* _Aim of the exercise_
Records follow. Select each line holding "subject".

Records from a dataset:
= = =
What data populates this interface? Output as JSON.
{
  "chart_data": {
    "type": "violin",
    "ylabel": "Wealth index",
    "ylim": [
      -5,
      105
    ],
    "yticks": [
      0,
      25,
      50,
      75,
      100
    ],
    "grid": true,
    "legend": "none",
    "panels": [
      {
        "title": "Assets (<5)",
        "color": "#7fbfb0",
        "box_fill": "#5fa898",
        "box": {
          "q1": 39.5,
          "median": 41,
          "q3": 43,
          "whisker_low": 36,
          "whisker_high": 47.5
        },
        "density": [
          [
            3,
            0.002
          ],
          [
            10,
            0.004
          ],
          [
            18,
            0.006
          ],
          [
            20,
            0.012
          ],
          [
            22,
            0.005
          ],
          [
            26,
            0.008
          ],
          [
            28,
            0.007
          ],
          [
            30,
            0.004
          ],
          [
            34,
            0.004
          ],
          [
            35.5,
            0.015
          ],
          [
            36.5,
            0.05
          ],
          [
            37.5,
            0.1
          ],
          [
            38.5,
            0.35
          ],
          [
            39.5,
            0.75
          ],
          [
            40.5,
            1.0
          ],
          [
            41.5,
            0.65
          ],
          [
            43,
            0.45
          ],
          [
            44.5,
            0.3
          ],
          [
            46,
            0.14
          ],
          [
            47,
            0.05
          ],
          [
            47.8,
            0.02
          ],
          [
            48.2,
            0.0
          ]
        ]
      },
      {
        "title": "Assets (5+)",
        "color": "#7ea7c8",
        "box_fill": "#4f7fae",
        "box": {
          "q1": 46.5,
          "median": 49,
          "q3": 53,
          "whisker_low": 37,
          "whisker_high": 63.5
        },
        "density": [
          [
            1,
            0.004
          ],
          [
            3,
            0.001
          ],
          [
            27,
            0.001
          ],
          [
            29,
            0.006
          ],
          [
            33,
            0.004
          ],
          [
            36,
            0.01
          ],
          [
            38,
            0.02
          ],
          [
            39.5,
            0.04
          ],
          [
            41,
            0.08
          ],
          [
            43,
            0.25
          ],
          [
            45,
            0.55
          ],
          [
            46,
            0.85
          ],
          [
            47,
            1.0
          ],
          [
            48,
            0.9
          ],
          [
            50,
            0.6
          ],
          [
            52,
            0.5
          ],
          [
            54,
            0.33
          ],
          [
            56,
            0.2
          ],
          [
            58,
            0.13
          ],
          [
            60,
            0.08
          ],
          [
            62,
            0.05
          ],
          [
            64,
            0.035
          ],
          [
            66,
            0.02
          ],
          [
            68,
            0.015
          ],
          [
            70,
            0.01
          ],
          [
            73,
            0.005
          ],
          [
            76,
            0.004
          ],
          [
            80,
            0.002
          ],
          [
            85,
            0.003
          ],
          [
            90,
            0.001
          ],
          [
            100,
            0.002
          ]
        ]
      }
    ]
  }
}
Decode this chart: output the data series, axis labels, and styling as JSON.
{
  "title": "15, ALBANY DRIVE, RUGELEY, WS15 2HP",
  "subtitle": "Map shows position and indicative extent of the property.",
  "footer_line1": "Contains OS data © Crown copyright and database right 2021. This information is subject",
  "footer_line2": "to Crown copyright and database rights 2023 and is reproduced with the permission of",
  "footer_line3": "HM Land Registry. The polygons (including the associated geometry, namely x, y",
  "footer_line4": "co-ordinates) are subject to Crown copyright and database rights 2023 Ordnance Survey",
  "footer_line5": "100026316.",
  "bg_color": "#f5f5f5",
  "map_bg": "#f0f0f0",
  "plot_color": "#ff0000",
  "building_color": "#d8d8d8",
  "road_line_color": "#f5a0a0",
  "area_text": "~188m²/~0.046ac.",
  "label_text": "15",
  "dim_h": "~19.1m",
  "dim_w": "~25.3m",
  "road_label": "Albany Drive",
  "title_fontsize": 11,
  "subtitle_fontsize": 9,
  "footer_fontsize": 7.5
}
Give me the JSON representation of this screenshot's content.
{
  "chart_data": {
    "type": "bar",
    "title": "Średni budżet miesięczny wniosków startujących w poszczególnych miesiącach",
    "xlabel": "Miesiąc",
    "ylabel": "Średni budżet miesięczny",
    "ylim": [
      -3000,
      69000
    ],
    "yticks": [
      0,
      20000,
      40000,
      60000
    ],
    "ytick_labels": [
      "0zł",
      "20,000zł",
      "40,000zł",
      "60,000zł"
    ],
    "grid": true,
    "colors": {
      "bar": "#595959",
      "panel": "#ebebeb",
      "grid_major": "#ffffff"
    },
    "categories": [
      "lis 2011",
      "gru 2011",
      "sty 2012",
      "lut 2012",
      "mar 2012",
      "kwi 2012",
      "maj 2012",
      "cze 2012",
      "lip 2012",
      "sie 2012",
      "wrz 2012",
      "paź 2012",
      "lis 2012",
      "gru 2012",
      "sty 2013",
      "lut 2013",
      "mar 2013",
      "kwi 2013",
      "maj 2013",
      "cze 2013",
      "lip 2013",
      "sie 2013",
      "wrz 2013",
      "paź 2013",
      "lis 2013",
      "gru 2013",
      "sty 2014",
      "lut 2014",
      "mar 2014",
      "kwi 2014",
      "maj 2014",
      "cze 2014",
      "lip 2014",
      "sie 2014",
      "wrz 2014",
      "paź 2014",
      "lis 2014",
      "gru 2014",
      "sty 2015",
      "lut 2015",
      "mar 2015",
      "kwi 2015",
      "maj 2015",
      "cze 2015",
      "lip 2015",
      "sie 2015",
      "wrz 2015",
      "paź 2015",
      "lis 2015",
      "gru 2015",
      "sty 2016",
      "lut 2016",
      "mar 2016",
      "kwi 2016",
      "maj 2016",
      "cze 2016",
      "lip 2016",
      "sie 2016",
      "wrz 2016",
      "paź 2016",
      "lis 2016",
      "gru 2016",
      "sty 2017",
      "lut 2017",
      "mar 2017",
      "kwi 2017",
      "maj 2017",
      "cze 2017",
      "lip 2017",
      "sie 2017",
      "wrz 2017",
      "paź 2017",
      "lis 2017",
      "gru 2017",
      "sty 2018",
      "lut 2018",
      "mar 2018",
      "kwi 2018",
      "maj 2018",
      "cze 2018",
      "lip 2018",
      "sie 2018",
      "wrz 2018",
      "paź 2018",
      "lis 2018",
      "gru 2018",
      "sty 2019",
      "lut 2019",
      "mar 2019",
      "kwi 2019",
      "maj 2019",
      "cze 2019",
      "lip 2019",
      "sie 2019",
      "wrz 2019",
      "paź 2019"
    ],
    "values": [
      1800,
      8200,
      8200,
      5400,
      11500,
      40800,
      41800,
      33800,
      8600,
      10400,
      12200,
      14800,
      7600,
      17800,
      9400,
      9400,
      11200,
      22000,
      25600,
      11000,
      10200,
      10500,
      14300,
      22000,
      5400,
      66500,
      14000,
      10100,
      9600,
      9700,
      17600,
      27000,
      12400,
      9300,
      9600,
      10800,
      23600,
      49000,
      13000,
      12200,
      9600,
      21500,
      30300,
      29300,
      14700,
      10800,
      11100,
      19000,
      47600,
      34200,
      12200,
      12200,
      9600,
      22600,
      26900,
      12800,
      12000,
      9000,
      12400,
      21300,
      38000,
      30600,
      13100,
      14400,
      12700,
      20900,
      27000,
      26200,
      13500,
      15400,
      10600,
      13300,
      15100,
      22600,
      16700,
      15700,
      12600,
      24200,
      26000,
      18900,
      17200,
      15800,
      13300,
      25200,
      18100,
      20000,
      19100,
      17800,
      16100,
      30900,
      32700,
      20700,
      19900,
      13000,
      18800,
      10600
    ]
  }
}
= = =
* _Task answer_
  "footer_line1": "Contains OS data © Crown copyright and database right 2021. This information is subject",
  "footer_line4": "co-ordinates) are subject to Crown copyright and database rights 2023 Ordnance Survey",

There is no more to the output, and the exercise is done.